[Extracted data]:
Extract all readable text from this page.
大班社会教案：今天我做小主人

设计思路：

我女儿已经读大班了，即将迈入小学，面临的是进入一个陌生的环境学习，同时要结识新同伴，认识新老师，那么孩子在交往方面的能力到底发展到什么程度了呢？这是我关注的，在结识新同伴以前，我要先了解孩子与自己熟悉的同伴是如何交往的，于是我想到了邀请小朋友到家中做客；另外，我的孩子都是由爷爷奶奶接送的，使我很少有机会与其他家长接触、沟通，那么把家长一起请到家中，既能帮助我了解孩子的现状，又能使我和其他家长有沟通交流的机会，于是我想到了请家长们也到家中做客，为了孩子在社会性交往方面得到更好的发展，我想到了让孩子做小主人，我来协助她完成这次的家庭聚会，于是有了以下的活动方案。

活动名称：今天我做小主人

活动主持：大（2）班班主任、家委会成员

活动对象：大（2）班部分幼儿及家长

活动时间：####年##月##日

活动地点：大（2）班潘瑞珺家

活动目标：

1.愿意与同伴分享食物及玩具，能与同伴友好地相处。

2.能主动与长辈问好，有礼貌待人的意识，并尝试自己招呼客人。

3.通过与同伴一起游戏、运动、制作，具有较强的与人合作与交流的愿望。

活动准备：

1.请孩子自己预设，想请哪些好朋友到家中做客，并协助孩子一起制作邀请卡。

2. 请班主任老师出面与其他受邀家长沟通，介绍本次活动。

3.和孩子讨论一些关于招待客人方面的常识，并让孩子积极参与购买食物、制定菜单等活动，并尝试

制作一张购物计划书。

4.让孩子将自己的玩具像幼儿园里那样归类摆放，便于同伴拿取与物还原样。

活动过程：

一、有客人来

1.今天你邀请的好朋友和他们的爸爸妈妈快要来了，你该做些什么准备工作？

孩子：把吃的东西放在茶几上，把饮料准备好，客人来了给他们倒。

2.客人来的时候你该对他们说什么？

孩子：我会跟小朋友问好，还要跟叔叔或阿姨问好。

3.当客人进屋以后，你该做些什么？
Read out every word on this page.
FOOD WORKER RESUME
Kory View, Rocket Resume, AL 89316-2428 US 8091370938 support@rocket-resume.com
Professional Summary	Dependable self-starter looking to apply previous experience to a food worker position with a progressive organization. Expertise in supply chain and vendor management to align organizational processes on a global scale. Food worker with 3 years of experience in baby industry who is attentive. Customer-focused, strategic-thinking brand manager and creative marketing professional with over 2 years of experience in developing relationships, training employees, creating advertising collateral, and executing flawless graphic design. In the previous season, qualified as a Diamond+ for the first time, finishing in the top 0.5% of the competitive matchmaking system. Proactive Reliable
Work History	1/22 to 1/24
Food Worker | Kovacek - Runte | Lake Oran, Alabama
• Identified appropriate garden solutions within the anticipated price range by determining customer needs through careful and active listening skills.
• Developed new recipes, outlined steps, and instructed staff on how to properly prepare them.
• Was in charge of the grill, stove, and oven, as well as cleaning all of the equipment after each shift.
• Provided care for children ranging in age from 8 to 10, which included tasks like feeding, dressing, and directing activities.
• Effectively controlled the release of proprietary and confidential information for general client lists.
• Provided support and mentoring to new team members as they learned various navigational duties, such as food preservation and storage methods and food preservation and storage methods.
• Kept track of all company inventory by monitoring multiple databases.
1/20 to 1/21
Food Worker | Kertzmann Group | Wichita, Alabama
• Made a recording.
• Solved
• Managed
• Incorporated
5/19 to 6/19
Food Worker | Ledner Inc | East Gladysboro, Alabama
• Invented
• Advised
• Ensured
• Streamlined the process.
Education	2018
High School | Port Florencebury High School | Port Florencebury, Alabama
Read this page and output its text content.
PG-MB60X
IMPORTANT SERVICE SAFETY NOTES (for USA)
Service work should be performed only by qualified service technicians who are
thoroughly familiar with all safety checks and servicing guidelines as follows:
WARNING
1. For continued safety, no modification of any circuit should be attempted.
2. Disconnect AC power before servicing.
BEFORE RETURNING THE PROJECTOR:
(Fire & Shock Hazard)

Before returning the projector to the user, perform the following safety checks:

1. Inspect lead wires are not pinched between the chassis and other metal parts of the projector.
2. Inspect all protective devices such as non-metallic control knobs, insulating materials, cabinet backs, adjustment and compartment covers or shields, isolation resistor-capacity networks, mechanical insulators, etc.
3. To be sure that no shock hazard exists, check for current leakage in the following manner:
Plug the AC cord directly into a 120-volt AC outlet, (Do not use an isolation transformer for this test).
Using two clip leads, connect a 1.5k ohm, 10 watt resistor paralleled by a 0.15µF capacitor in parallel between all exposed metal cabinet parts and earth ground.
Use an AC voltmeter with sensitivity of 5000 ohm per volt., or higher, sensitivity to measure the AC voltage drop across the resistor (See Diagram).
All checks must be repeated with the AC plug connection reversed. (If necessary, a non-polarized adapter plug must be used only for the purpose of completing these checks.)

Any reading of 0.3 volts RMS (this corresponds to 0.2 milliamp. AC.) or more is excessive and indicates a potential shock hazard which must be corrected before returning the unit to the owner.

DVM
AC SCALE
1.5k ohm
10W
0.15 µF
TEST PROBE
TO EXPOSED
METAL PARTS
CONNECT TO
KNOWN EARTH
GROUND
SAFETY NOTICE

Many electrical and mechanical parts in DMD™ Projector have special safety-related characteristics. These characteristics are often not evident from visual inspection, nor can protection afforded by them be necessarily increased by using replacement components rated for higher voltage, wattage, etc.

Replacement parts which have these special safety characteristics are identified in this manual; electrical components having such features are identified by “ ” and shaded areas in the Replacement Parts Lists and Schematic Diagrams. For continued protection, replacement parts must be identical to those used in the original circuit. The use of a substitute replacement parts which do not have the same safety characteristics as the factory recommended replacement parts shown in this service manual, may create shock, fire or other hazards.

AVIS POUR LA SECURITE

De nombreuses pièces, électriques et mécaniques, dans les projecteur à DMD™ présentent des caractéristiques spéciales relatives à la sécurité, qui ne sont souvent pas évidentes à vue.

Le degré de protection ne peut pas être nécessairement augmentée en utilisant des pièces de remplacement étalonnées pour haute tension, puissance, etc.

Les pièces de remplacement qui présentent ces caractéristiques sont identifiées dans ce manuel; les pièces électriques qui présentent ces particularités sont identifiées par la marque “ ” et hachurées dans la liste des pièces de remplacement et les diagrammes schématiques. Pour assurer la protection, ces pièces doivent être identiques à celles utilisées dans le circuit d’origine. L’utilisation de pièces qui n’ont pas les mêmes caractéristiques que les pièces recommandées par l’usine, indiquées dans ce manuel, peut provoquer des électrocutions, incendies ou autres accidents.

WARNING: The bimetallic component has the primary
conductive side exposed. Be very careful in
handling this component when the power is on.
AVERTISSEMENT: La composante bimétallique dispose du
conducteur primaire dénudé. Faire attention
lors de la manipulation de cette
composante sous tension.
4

[What the task requires]:
Reproduce every line above without error.

[Response to this task]:
Extract all readable text from this page.
大班社会教案：今天我做小主人

设计思路：

我女儿已经读大班了，即将迈入小学，面临的是进入一个陌生的环境学习，同时要结识新同伴，认识新老师，那么孩子在交往方面的能力到底发展到什么程度了呢？这是我关注的，在结识新同伴以前，我要先了解孩子与自己熟悉的同伴是如何交往的，于是我想到了邀请小朋友到家中做客；另外，我的孩子都是由爷爷奶奶接送的，使我很少有机会与其他家长接触、沟通，那么把家长一起请到家中，既能帮助我了解孩子的现状，又能使我和其他家长有沟通交流的机会，于是我想到了请家长们也到家中做客，为了孩子在社会性交往方面得到更好的发展，我想到了让孩子做小主人，我来协助她完成这次的家庭聚会，于是有了以下的活动方案。

活动名称：今天我做小主人

活动主持：大（2）班班主任、家委会成员

活动对象：大（2）班部分幼儿及家长

活动时间：####年##月##日

活动地点：大（2）班潘瑞珺家

活动目标：

1.愿意与同伴分享食物及玩具，能与同伴友好地相处。

2.能主动与长辈问好，有礼貌待人的意识，并尝试自己招呼客人。

3.通过与同伴一起游戏、运动、制作，具有较强的与人合作与交流的愿望。

活动准备：

1.请孩子自己预设，想请哪些好朋友到家中做客，并协助孩子一起制作邀请卡。

2. 请班主任老师出面与其他受邀家长沟通，介绍本次活动。

3.和孩子讨论一些关于招待客人方面的常识，并让孩子积极参与购买食物、制定菜单等活动，并尝试

制作一张购物计划书。

4.让孩子将自己的玩具像幼儿园里那样归类摆放，便于同伴拿取与物还原样。

活动过程：

一、有客人来

1.今天你邀请的好朋友和他们的爸爸妈妈快要来了，你该做些什么准备工作？

孩子：把吃的东西放在茶几上，把饮料准备好，客人来了给他们倒。

2.客人来的时候你该对他们说什么？

孩子：我会跟小朋友问好，还要跟叔叔或阿姨问好。

3.当客人进屋以后，你该做些什么？
Read out every word on this page.
FOOD WORKER RESUME
Kory View, Rocket Resume, AL 89316-2428 US 8091370938 support@rocket-resume.com
Professional Summary	Dependable self-starter looking to apply previous experience to a food worker position with a progressive organization. Expertise in supply chain and vendor management to align organizational processes on a global scale. Food worker with 3 years of experience in baby industry who is attentive. Customer-focused, strategic-thinking brand manager and creative marketing professional with over 2 years of experience in developing relationships, training employees, creating advertising collateral, and executing flawless graphic design. In the previous season, qualified as a Diamond+ for the first time, finishing in the top 0.5% of the competitive matchmaking system. Proactive Reliable
Work History	1/22 to 1/24
Food Worker | Kovacek - Runte | Lake Oran, Alabama
• Identified appropriate garden solutions within the anticipated price range by determining customer needs through careful and active listening skills.
• Developed new recipes, outlined steps, and instructed staff on how to properly prepare them.
• Was in charge of the grill, stove, and oven, as well as cleaning all of the equipment after each shift.
• Provided care for children ranging in age from 8 to 10, which included tasks like feeding, dressing, and directing activities.
• Effectively controlled the release of proprietary and confidential information for general client lists.
• Provided support and mentoring to new team members as they learned various navigational duties, such as food preservation and storage methods and food preservation and storage methods.
• Kept track of all company inventory by monitoring multiple databases.
1/20 to 1/21
Food Worker | Kertzmann Group | Wichita, Alabama
• Made a recording.
• Solved
• Managed
• Incorporated
5/19 to 6/19
Food Worker | Ledner Inc | East Gladysboro, Alabama
• Invented
• Advised
• Ensured
• Streamlined the process.
Education	2018
High School | Port Florencebury High School | Port Florencebury, Alabama
Read this page and output its text content.
PG-MB60X
IMPORTANT SERVICE SAFETY NOTES (for USA)
Service work should be performed only by qualified service technicians who are
thoroughly familiar with all safety checks and servicing guidelines as follows:
WARNING
1. For continued safety, no modification of any circuit should be attempted.
2. Disconnect AC power before servicing.
BEFORE RETURNING THE PROJECTOR:
(Fire & Shock Hazard)

Before returning the projector to the user, perform the following safety checks:

1. Inspect lead wires are not pinched between the chassis and other metal parts of the projector.
2. Inspect all protective devices such as non-metallic control knobs, insulating materials, cabinet backs, adjustment and compartment covers or shields, isolation resistor-capacity networks, mechanical insulators, etc.
3. To be sure that no shock hazard exists, check for current leakage in the following manner:
Plug the AC cord directly into a 120-volt AC outlet, (Do not use an isolation transformer for this test).
Using two clip leads, connect a 1.5k ohm, 10 watt resistor paralleled by a 0.15µF capacitor in parallel between all exposed metal cabinet parts and earth ground.
Use an AC voltmeter with sensitivity of 5000 ohm per volt., or higher, sensitivity to measure the AC voltage drop across the resistor (See Diagram).
All checks must be repeated with the AC plug connection reversed. (If necessary, a non-polarized adapter plug must be used only for the purpose of completing these checks.)

Any reading of 0.3 volts RMS (this corresponds to 0.2 milliamp. AC.) or more is excessive and indicates a potential shock hazard which must be corrected before returning the unit to the owner.

DVM
AC SCALE
1.5k ohm
10W
0.15 µF
TEST PROBE
TO EXPOSED
METAL PARTS
CONNECT TO
KNOWN EARTH
GROUND
SAFETY NOTICE

Many electrical and mechanical parts in DMD™ Projector have special safety-related characteristics. These characteristics are often not evident from visual inspection, nor can protection afforded by them be necessarily increased by using replacement components rated for higher voltage, wattage, etc.

Replacement parts which have these special safety characteristics are identified in this manual; electrical components having such features are identified by “ ” and shaded areas in the Replacement Parts Lists and Schematic Diagrams. For continued protection, replacement parts must be identical to those used in the original circuit. The use of a substitute replacement parts which do not have the same safety characteristics as the factory recommended replacement parts shown in this service manual, may create shock, fire or other hazards.

AVIS POUR LA SECURITE

De nombreuses pièces, électriques et mécaniques, dans les projecteur à DMD™ présentent des caractéristiques spéciales relatives à la sécurité, qui ne sont souvent pas évidentes à vue.

Le degré de protection ne peut pas être nécessairement augmentée en utilisant des pièces de remplacement étalonnées pour haute tension, puissance, etc.

Les pièces de remplacement qui présentent ces caractéristiques sont identifiées dans ce manuel; les pièces électriques qui présentent ces particularités sont identifiées par la marque “ ” et hachurées dans la liste des pièces de remplacement et les diagrammes schématiques. Pour assurer la protection, ces pièces doivent être identiques à celles utilisées dans le circuit d’origine. L’utilisation de pièces qui n’ont pas les mêmes caractéristiques que les pièces recommandées par l’usine, indiquées dans ce manuel, peut provoquer des électrocutions, incendies ou autres accidents.

WARNING: The bimetallic component has the primary
conductive side exposed. Be very careful in
handling this component when the power is on.
AVERTISSEMENT: La composante bimétallique dispose du
conducteur primaire dénudé. Faire attention
lors de la manipulation de cette
composante sous tension.
4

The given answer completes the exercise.